STATED TASK:
Each line below should be reproduced without any alteration.

RAW RECORDS:
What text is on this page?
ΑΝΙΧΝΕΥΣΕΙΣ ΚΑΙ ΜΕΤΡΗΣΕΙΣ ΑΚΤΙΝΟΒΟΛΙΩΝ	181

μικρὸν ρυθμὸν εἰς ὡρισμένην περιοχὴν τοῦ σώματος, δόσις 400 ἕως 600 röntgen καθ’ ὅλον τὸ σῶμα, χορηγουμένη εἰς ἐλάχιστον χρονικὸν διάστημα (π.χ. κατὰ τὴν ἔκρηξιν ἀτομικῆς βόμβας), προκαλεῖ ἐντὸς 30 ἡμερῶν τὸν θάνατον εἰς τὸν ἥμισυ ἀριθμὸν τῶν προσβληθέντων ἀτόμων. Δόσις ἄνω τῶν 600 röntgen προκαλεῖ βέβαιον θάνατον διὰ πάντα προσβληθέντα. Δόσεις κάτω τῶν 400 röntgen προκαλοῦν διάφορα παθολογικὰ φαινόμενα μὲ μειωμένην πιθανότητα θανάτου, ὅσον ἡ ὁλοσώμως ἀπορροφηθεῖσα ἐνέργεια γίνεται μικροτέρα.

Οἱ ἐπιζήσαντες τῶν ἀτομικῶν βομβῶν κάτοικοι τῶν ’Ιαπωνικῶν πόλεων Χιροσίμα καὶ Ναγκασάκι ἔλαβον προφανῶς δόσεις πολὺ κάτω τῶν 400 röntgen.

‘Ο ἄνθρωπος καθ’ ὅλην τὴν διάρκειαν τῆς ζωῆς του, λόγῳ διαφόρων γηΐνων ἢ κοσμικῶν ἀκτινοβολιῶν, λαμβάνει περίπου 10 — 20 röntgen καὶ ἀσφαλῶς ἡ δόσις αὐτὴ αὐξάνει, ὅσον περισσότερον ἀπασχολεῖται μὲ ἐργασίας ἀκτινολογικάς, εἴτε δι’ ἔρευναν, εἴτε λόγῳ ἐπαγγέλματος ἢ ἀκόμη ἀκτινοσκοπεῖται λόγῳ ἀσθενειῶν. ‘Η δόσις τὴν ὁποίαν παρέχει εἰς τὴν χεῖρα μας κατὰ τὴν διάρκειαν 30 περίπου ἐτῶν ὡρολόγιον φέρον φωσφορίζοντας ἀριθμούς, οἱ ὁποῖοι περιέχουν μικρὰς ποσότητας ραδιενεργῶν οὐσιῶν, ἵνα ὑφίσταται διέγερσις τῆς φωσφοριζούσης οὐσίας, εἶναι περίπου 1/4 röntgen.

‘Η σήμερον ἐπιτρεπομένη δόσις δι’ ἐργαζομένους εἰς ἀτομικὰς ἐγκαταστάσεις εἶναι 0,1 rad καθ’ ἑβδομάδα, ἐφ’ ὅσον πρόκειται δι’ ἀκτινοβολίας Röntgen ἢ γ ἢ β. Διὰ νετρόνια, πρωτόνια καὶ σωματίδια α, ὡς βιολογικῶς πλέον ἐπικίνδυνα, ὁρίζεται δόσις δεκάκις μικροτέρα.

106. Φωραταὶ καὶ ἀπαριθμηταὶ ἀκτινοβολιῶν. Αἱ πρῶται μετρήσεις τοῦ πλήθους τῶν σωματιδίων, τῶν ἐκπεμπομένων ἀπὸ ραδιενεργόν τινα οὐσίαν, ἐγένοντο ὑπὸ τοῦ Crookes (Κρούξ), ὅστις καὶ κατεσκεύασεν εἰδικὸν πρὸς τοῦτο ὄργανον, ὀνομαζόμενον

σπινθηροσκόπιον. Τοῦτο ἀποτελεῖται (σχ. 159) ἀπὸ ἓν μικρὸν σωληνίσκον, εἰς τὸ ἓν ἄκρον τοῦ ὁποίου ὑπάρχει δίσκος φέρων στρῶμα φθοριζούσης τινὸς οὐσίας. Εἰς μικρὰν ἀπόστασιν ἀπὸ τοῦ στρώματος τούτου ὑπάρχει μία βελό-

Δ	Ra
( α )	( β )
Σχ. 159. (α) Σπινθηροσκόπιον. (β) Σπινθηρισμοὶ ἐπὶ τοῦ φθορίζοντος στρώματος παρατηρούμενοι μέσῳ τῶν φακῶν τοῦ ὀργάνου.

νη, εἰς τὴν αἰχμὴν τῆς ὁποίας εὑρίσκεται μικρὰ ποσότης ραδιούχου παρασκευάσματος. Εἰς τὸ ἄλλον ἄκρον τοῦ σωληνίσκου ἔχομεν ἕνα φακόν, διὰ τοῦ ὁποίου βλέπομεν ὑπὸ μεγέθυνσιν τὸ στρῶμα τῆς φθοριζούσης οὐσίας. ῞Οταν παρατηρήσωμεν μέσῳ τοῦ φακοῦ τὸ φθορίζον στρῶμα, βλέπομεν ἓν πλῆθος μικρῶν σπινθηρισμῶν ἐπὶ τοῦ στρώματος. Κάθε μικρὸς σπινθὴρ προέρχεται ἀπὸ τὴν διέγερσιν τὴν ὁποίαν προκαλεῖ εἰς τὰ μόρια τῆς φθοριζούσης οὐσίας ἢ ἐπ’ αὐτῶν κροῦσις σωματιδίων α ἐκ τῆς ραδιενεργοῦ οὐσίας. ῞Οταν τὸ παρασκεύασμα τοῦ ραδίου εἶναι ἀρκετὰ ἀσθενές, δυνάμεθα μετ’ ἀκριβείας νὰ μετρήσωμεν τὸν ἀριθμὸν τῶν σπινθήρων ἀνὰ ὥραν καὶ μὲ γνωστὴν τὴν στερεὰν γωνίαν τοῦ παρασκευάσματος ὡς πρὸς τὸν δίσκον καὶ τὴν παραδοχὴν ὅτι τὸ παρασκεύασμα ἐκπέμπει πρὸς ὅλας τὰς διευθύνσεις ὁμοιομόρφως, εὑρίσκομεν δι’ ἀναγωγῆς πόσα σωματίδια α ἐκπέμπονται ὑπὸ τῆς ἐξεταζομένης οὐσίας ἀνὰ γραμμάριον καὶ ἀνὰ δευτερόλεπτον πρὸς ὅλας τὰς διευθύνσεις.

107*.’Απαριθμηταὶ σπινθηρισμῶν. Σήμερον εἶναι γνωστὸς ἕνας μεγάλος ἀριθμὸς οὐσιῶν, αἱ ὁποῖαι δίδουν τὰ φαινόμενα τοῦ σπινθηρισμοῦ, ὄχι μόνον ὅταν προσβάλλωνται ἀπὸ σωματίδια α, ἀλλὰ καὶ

SOLUTION TO THIS TASK:
What text is on this page?
ΑΝΙΧΝΕΥΣΕΙΣ ΚΑΙ ΜΕΤΡΗΣΕΙΣ ΑΚΤΙΝΟΒΟΛΙΩΝ	181

μικρὸν ρυθμὸν εἰς ὡρισμένην περιοχὴν τοῦ σώματος, δόσις 400 ἕως 600 röntgen καθ’ ὅλον τὸ σῶμα, χορηγουμένη εἰς ἐλάχιστον χρονικὸν διάστημα (π.χ. κατὰ τὴν ἔκρηξιν ἀτομικῆς βόμβας), προκαλεῖ ἐντὸς 30 ἡμερῶν τὸν θάνατον εἰς τὸν ἥμισυ ἀριθμὸν τῶν προσβληθέντων ἀτόμων. Δόσις ἄνω τῶν 600 röntgen προκαλεῖ βέβαιον θάνατον διὰ πάντα προσβληθέντα. Δόσεις κάτω τῶν 400 röntgen προκαλοῦν διάφορα παθολογικὰ φαινόμενα μὲ μειωμένην πιθανότητα θανάτου, ὅσον ἡ ὁλοσώμως ἀπορροφηθεῖσα ἐνέργεια γίνεται μικροτέρα.

Οἱ ἐπιζήσαντες τῶν ἀτομικῶν βομβῶν κάτοικοι τῶν ’Ιαπωνικῶν πόλεων Χιροσίμα καὶ Ναγκασάκι ἔλαβον προφανῶς δόσεις πολὺ κάτω τῶν 400 röntgen.

‘Ο ἄνθρωπος καθ’ ὅλην τὴν διάρκειαν τῆς ζωῆς του, λόγῳ διαφόρων γηΐνων ἢ κοσμικῶν ἀκτινοβολιῶν, λαμβάνει περίπου 10 — 20 röntgen καὶ ἀσφαλῶς ἡ δόσις αὐτὴ αὐξάνει, ὅσον περισσότερον ἀπασχολεῖται μὲ ἐργασίας ἀκτινολογικάς, εἴτε δι’ ἔρευναν, εἴτε λόγῳ ἐπαγγέλματος ἢ ἀκόμη ἀκτινοσκοπεῖται λόγῳ ἀσθενειῶν. ‘Η δόσις τὴν ὁποίαν παρέχει εἰς τὴν χεῖρα μας κατὰ τὴν διάρκειαν 30 περίπου ἐτῶν ὡρολόγιον φέρον φωσφορίζοντας ἀριθμούς, οἱ ὁποῖοι περιέχουν μικρὰς ποσότητας ραδιενεργῶν οὐσιῶν, ἵνα ὑφίσταται διέγερσις τῆς φωσφοριζούσης οὐσίας, εἶναι περίπου 1/4 röntgen.

‘Η σήμερον ἐπιτρεπομένη δόσις δι’ ἐργαζομένους εἰς ἀτομικὰς ἐγκαταστάσεις εἶναι 0,1 rad καθ’ ἑβδομάδα, ἐφ’ ὅσον πρόκειται δι’ ἀκτινοβολίας Röntgen ἢ γ ἢ β. Διὰ νετρόνια, πρωτόνια καὶ σωματίδια α, ὡς βιολογικῶς πλέον ἐπικίνδυνα, ὁρίζεται δόσις δεκάκις μικροτέρα.

106. Φωραταὶ καὶ ἀπαριθμηταὶ ἀκτινοβολιῶν. Αἱ πρῶται μετρήσεις τοῦ πλήθους τῶν σωματιδίων, τῶν ἐκπεμπομένων ἀπὸ ραδιενεργόν τινα οὐσίαν, ἐγένοντο ὑπὸ τοῦ Crookes (Κρούξ), ὅστις καὶ κατεσκεύασεν εἰδικὸν πρὸς τοῦτο ὄργανον, ὀνομαζόμενον

σπινθηροσκόπιον. Τοῦτο ἀποτελεῖται (σχ. 159) ἀπὸ ἓν μικρὸν σωληνίσκον, εἰς τὸ ἓν ἄκρον τοῦ ὁποίου ὑπάρχει δίσκος φέρων στρῶμα φθοριζούσης τινὸς οὐσίας. Εἰς μικρὰν ἀπόστασιν ἀπὸ τοῦ στρώματος τούτου ὑπάρχει μία βελό-

Δ	Ra
( α )	( β )
Σχ. 159. (α) Σπινθηροσκόπιον. (β) Σπινθηρισμοὶ ἐπὶ τοῦ φθορίζοντος στρώματος παρατηρούμενοι μέσῳ τῶν φακῶν τοῦ ὀργάνου.

νη, εἰς τὴν αἰχμὴν τῆς ὁποίας εὑρίσκεται μικρὰ ποσότης ραδιούχου παρασκευάσματος. Εἰς τὸ ἄλλον ἄκρον τοῦ σωληνίσκου ἔχομεν ἕνα φακόν, διὰ τοῦ ὁποίου βλέπομεν ὑπὸ μεγέθυνσιν τὸ στρῶμα τῆς φθοριζούσης οὐσίας. ῞Οταν παρατηρήσωμεν μέσῳ τοῦ φακοῦ τὸ φθορίζον στρῶμα, βλέπομεν ἓν πλῆθος μικρῶν σπινθηρισμῶν ἐπὶ τοῦ στρώματος. Κάθε μικρὸς σπινθὴρ προέρχεται ἀπὸ τὴν διέγερσιν τὴν ὁποίαν προκαλεῖ εἰς τὰ μόρια τῆς φθοριζούσης οὐσίας ἢ ἐπ’ αὐτῶν κροῦσις σωματιδίων α ἐκ τῆς ραδιενεργοῦ οὐσίας. ῞Οταν τὸ παρασκεύασμα τοῦ ραδίου εἶναι ἀρκετὰ ἀσθενές, δυνάμεθα μετ’ ἀκριβείας νὰ μετρήσωμεν τὸν ἀριθμὸν τῶν σπινθήρων ἀνὰ ὥραν καὶ μὲ γνωστὴν τὴν στερεὰν γωνίαν τοῦ παρασκευάσματος ὡς πρὸς τὸν δίσκον καὶ τὴν παραδοχὴν ὅτι τὸ παρασκεύασμα ἐκπέμπει πρὸς ὅλας τὰς διευθύνσεις ὁμοιομόρφως, εὑρίσκομεν δι’ ἀναγωγῆς πόσα σωματίδια α ἐκπέμπονται ὑπὸ τῆς ἐξεταζομένης οὐσίας ἀνὰ γραμμάριον καὶ ἀνὰ δευτερόλεπτον πρὸς ὅλας τὰς διευθύνσεις.

107*.’Απαριθμηταὶ σπινθηρισμῶν. Σήμερον εἶναι γνωστὸς ἕνας μεγάλος ἀριθμὸς οὐσιῶν, αἱ ὁποῖαι δίδουν τὰ φαινόμενα τοῦ σπινθηρισμοῦ, ὄχι μόνον ὅταν προσβάλλωνται ἀπὸ σωματίδια α, ἀλλὰ καὶ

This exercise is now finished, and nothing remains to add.